Exercícios propostos.
(a) No texto sobre pseudotumor orbitário, em que dia de doença se verificou a recidiva súbita da sintomatologia?
(b) Traduza para inglês a seguinte frase do texto sobre pseudotumor orbitário: "A criança apresentava alguns sinais e sintomas de celulite orbitária."

Texto em estudo.
■ ■ ■ ■

Ao nono dia de doença verifica-se recidiva súbita da sintomatologia, pelo que é
realizada RM orbitária (Figuras 5 e 6) que apresentava espessamento do oblíquo
superior, rectos superior e medial à direita e um espessamento dos tecidos
peri-orbitários, traduzindo pseudotumor orbitário (forma miosítica).
Figura 5' RM orbitária (corte frontal ' T2): espessamento do recto superior e
medial.
Figura 6' RM orbitária (corte coronal ' T2): espessamento do recto superior
DISCUSSÃO
O caso clínico presente ilustra as dificuldades para se estabelecer o
diagnóstico de DIO na criança. Por um lado, porque é uma entidade rara nesta
faixa etária e por outro lado, pelo facto de a história clínica e exame físico
simularem um quadro de celulite orbitária.
A criança apresentava alguns sinais e sintomas de celulite orbitária. Apesar de
analiticamente não ser compatível com um quadro infeccioso, a TC orbitária
sugeria um processo inflamatório envolvendo os músculos extra-oculares, não
excluindo etiologia infecciosa, pelo que iniciou antibioterapia e
corticoterapia sistémicas. A evolução clínica inicial foi satisfatória, no
entanto após ter interrompido corticóide verificou-se recidiva das queixas,
pelo que é realizada RM que afirma o diagnóstico de pseudotumor inflamatório
(forma miosítica). Foi reiniciada corticoterapia com resolução completa do
quadro.
Neste caso é curioso observar uma limitação da abdução do olho direito. Este
facto poderá dever-se à inflamação concomitante do oblíquo superior que está em
relação próxima com o recto superior, e cuja sensibilidade da RM não seja
suficiente para permitir esta distinção. Por outro lado a inflamação do recto
medial poderá condicionar uma hiperactividade do próprio músculo limitando a
abdução ocular.
A miosite orbitária é um desafio diagnóstico, como se pode observar no Quadro
II onde se enumeram e caracterizam os diagnósticos diferenciais e suas
diferenças(11-14).

■ ■ ■ ■

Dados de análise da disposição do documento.
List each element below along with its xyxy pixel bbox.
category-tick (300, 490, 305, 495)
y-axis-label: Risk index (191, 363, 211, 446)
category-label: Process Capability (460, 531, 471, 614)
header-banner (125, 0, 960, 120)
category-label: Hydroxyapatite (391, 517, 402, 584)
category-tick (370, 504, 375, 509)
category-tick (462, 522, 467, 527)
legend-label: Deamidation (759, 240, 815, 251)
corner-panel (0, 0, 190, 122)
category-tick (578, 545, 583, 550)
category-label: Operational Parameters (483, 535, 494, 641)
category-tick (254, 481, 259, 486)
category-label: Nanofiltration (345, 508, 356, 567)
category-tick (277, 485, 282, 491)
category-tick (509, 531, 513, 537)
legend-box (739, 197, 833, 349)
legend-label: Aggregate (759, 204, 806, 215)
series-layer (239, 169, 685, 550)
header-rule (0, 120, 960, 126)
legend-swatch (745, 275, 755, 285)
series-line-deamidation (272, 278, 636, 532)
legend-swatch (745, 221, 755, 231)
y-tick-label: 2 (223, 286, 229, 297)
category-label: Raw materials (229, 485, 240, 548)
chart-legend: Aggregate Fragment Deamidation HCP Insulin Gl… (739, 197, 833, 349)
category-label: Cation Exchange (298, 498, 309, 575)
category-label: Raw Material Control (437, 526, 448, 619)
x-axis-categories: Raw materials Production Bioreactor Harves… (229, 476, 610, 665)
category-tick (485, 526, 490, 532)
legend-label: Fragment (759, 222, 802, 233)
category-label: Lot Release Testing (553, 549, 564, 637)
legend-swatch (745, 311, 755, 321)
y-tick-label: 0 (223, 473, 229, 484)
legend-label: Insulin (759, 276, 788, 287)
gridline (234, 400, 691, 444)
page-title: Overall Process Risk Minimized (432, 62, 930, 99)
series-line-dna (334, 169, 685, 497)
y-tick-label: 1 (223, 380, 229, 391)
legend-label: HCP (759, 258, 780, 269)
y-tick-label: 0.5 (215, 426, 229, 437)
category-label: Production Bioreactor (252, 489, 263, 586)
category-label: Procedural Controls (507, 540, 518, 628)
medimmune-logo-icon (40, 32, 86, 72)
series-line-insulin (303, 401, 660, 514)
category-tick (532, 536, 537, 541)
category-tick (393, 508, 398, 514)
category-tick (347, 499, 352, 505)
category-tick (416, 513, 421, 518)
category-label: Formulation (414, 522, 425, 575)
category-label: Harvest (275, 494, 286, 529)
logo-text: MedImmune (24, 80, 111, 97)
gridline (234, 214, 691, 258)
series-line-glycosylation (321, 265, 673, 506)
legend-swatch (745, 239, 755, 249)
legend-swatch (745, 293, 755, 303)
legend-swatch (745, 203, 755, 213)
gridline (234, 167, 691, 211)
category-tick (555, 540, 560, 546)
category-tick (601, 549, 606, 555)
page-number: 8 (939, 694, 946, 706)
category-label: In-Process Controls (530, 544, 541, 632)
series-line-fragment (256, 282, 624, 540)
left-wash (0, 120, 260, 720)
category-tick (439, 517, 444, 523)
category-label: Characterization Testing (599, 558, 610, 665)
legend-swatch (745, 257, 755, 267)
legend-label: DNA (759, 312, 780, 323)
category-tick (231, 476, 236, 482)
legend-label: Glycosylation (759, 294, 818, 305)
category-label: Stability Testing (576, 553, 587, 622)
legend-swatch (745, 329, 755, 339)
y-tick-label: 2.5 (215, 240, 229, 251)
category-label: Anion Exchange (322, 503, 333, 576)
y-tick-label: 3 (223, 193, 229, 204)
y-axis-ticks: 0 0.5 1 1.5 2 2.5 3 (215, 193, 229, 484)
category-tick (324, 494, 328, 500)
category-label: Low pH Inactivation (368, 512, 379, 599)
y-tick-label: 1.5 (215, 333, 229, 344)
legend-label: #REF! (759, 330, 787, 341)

■ ■ ■ ■

Respostas aos exercícios.
(a) Ao nono dia de doença.

(b) The child presented some signs and symptoms of orbital cellulitis.